Read the lines that follow and pick out every one containing the word "JSON".

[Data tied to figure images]
--------------------

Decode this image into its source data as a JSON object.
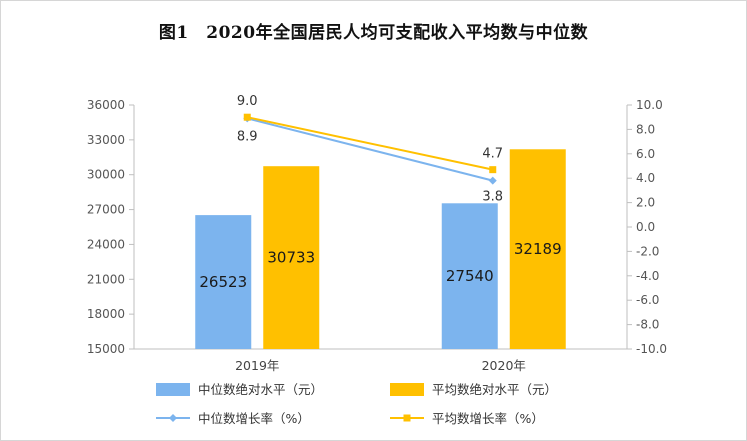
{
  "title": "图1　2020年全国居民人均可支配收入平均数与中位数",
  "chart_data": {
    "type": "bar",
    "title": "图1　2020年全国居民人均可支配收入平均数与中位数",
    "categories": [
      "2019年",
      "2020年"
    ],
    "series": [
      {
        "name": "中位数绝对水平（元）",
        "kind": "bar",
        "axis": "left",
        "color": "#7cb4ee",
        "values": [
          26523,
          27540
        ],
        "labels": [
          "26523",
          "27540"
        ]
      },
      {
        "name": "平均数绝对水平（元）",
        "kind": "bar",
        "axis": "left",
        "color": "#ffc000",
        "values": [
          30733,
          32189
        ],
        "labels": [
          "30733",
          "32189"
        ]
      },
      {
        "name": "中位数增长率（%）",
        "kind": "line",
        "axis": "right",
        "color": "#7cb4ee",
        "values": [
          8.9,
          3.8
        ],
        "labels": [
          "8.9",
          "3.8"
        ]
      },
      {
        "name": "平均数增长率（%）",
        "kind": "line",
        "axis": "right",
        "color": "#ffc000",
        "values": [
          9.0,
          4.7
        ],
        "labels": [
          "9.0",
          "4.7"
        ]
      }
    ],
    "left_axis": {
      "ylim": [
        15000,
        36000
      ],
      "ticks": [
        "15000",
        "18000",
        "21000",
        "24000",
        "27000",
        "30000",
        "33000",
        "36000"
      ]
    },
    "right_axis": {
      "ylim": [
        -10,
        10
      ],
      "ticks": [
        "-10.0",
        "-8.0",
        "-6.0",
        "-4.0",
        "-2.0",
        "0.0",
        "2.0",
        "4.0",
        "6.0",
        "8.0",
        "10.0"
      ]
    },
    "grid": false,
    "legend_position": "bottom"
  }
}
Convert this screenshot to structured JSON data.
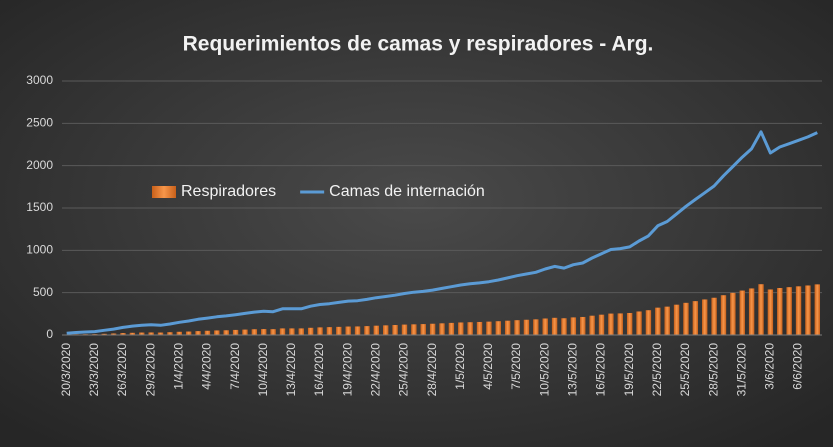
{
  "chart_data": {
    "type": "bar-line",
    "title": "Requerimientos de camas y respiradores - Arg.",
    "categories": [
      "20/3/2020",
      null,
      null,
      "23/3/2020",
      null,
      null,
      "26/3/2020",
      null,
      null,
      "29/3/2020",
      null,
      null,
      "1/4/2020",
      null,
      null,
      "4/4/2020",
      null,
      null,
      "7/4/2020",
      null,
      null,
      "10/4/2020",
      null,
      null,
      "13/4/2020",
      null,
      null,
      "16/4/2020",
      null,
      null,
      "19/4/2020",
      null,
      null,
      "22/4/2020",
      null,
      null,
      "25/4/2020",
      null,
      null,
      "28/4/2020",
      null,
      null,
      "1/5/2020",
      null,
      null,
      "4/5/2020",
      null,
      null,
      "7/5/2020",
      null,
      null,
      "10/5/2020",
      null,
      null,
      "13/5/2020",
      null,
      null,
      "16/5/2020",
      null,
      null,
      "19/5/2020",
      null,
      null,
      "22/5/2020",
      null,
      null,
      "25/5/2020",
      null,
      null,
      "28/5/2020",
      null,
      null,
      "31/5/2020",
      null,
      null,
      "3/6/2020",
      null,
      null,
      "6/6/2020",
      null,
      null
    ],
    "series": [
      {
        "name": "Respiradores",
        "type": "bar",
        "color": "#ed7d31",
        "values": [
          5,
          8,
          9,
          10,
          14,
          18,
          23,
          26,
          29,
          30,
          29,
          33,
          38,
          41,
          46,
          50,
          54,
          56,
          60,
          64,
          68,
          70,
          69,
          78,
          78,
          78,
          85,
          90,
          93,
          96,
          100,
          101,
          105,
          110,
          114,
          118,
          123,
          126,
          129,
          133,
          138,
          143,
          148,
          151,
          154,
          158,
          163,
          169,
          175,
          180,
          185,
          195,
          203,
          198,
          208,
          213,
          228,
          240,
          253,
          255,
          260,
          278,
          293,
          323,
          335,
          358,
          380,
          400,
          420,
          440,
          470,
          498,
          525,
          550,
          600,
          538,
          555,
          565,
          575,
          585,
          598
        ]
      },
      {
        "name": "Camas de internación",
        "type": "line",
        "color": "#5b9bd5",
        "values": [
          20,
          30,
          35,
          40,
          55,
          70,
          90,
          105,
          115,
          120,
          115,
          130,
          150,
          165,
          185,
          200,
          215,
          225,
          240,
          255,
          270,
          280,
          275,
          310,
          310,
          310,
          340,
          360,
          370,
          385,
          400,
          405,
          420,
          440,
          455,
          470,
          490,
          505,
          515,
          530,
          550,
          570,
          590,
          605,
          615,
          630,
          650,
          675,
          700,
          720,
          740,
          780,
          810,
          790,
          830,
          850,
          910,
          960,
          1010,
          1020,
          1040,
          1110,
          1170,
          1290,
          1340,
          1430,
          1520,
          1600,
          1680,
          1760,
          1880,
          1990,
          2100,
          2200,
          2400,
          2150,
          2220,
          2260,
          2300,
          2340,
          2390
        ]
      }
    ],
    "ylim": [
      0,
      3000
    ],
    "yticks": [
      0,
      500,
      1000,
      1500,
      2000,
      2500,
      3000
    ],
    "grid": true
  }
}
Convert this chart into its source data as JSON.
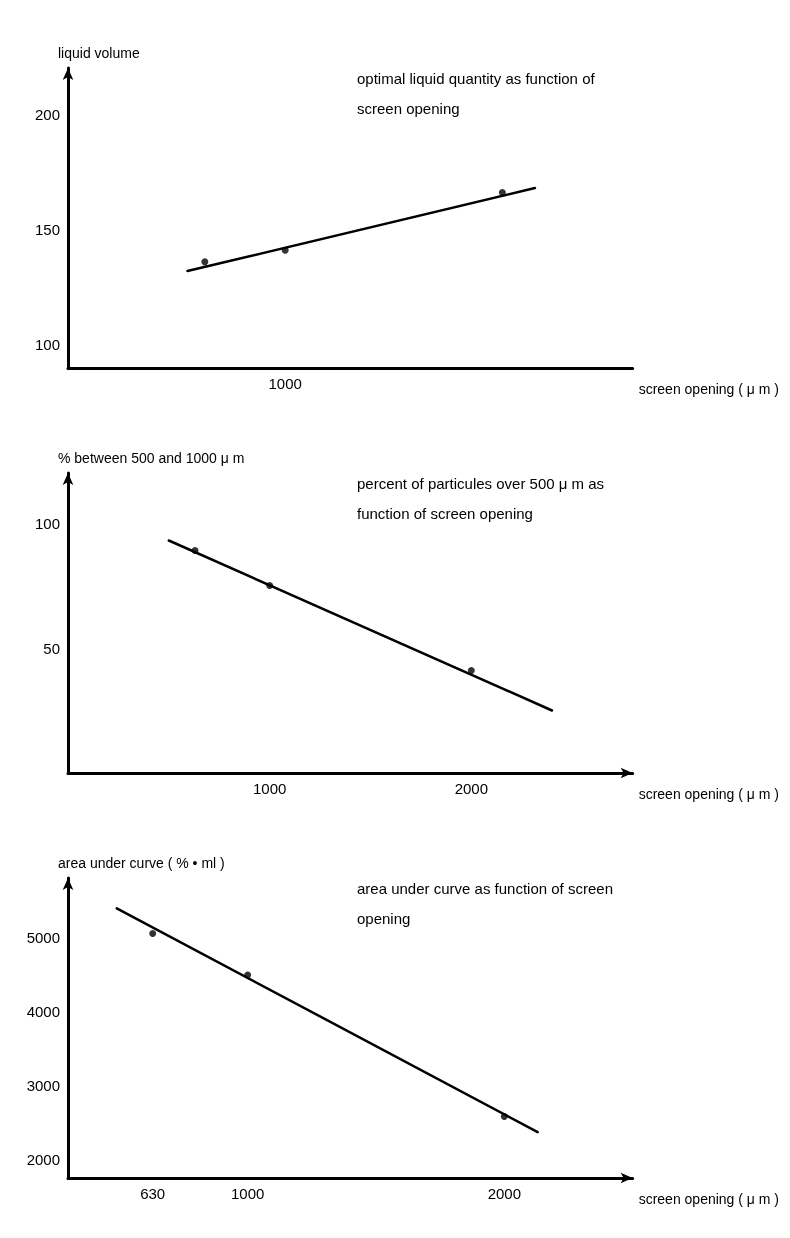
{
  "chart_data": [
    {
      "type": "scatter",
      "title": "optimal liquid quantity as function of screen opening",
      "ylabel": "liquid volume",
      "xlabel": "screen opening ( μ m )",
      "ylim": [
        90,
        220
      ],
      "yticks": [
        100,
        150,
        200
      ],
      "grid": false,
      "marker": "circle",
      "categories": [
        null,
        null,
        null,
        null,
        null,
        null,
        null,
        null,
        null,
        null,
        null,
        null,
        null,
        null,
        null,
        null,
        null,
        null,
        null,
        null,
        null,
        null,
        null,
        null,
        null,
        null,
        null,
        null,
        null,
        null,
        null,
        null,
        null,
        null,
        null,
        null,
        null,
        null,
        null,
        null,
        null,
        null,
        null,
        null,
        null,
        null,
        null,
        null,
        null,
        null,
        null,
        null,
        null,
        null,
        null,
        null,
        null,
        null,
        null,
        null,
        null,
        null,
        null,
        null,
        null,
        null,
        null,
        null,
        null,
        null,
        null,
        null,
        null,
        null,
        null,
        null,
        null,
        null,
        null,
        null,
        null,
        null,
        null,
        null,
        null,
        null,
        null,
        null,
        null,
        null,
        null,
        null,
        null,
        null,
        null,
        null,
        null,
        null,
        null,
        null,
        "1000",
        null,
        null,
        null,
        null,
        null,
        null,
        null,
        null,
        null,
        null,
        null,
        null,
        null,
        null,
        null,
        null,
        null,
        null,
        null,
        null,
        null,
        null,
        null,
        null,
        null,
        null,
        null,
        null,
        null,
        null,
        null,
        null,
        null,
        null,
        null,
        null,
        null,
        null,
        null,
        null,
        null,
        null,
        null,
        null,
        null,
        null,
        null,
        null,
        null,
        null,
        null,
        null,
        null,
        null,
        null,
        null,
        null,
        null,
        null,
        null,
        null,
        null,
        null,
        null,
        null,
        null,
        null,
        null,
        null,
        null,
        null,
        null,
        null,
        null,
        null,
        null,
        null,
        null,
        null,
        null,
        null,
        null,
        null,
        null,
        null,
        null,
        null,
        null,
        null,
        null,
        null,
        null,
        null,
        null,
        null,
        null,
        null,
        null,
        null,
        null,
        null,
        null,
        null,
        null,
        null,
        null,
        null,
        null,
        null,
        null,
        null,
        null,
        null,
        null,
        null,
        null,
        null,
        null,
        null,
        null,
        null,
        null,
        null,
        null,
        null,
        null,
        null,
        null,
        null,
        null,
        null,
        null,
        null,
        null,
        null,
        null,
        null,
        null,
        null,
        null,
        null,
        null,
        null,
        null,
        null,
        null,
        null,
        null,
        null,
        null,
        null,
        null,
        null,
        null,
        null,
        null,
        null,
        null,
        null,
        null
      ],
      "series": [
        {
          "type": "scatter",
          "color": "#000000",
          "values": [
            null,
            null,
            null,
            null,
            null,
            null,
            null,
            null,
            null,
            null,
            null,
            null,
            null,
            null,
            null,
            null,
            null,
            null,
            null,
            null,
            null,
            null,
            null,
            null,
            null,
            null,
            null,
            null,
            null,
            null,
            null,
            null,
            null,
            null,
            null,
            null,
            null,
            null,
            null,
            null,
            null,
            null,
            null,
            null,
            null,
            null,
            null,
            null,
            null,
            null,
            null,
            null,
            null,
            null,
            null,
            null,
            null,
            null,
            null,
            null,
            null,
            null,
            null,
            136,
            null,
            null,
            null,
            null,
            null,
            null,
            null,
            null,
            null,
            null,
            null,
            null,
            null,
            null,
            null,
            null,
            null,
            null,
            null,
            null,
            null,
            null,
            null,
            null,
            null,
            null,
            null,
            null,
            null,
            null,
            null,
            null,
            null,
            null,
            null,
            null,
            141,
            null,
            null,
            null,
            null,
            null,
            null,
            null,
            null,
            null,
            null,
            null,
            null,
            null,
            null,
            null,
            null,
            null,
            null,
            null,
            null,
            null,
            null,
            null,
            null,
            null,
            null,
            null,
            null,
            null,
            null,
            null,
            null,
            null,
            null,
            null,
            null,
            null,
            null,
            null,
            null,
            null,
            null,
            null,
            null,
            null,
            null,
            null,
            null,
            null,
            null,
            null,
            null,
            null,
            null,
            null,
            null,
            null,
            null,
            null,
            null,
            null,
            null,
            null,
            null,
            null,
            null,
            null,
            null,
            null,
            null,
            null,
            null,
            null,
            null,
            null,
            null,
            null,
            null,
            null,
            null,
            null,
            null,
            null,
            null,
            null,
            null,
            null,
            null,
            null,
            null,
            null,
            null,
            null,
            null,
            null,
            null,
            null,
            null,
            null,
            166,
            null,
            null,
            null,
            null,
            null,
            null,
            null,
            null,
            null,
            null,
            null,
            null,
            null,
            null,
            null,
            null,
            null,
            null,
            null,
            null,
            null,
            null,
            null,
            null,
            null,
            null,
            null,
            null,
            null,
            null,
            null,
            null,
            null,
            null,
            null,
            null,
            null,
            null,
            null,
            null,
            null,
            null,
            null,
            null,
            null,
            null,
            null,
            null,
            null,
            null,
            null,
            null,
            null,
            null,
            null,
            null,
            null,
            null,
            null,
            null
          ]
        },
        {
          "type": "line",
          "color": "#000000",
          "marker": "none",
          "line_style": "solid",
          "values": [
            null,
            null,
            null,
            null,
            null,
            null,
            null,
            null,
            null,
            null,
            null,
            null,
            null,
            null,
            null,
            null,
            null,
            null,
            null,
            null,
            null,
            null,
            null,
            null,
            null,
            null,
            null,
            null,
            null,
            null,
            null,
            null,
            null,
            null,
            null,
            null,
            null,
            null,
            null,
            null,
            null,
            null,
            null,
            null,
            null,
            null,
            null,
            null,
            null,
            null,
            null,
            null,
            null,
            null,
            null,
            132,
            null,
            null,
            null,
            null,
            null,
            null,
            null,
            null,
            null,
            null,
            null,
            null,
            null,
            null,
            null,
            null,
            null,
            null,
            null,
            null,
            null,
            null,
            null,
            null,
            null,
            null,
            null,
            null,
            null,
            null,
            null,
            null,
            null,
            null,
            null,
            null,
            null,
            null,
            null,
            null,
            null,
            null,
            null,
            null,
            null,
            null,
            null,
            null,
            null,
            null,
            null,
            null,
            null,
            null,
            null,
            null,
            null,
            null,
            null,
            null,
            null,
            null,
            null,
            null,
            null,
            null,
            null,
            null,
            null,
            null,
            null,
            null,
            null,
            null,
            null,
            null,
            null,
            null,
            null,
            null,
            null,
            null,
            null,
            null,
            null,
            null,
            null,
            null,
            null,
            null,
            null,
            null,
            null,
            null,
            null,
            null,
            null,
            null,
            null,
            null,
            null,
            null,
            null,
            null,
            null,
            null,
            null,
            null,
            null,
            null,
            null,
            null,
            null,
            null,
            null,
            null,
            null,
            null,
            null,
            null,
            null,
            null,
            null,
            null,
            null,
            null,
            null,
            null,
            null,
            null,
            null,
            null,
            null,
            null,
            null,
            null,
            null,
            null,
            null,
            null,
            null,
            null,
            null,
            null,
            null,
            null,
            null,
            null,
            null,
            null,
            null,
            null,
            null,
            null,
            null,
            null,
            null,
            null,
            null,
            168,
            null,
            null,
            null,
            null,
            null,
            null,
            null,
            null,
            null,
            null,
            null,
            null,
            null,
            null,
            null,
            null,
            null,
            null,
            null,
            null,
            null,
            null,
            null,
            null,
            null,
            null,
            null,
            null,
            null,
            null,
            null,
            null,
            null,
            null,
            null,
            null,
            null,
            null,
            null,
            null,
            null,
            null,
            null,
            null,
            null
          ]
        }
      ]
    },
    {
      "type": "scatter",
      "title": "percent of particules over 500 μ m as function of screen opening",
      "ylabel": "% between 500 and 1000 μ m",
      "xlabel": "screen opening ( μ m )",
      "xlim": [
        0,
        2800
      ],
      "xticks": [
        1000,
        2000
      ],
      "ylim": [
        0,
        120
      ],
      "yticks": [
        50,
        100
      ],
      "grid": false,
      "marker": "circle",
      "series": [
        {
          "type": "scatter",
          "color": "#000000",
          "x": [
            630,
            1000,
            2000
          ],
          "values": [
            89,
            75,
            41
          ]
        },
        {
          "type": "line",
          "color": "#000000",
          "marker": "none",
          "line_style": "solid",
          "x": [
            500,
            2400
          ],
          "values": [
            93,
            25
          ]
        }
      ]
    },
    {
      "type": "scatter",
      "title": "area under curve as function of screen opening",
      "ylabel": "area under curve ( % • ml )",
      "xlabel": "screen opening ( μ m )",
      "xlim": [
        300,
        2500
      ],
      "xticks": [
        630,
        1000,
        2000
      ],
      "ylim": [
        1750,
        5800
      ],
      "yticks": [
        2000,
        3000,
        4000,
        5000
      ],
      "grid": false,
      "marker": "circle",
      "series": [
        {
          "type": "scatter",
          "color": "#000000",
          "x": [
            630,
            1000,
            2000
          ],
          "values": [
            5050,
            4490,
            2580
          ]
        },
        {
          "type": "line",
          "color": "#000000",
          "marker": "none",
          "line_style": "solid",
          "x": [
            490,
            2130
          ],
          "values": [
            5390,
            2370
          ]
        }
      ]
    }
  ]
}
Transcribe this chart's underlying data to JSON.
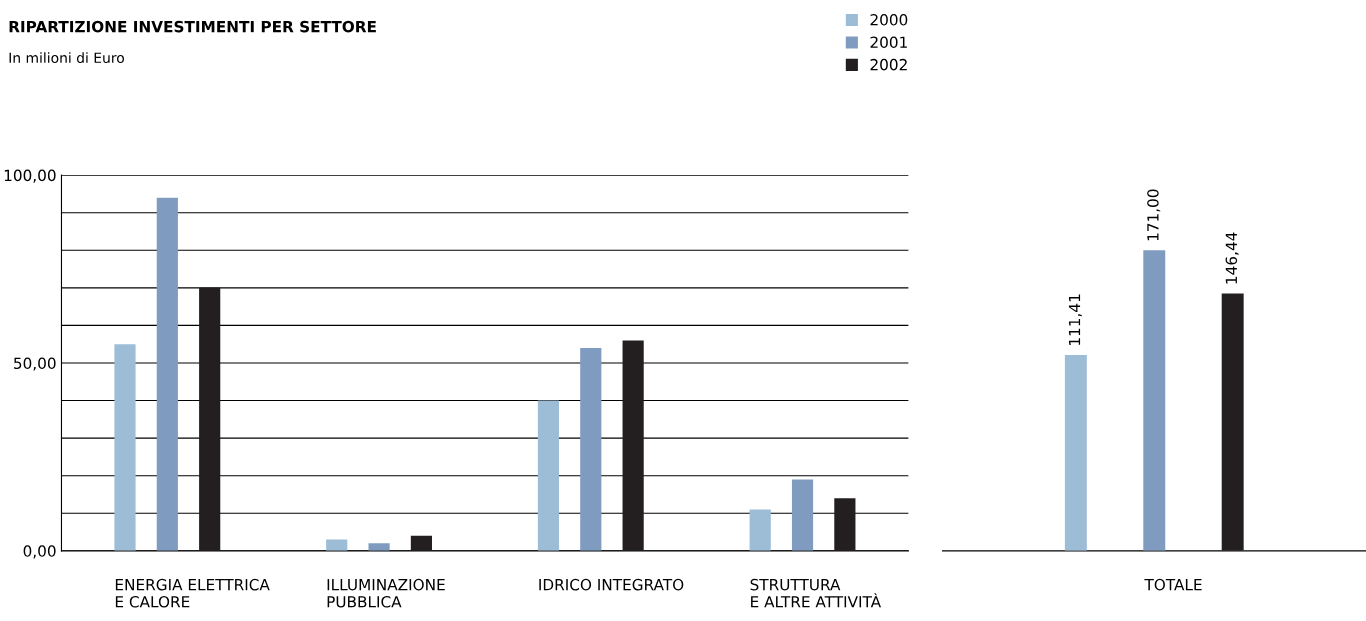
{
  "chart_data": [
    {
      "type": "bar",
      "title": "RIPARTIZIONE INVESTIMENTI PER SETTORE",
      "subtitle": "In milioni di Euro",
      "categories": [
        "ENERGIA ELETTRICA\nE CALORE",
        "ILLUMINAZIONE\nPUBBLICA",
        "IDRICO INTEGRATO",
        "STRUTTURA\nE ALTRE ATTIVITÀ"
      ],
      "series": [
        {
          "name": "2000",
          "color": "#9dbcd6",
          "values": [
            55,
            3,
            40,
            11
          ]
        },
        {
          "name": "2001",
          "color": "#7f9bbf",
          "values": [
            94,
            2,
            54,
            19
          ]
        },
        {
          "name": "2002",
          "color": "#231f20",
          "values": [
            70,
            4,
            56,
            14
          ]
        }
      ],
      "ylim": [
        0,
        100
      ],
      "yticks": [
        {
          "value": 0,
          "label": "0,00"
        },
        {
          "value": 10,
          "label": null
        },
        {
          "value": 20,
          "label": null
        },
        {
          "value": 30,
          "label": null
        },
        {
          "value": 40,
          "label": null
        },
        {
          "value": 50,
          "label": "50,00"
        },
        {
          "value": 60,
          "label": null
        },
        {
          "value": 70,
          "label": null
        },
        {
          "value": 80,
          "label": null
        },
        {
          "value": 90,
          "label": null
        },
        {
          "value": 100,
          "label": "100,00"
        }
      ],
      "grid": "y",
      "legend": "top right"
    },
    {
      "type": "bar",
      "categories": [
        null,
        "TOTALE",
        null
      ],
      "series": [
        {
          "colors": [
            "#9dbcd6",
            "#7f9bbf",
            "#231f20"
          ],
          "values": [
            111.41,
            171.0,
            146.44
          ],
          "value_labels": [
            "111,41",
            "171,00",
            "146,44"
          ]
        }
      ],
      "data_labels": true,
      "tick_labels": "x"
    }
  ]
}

--------------------

**CORRECT RESULT**
Decode this image into its source data as a JSON object.
Convert this screenshot to structured JSON data.
Convert this chart into its source data as JSON.
Transcribe this chart's underlying data to JSON.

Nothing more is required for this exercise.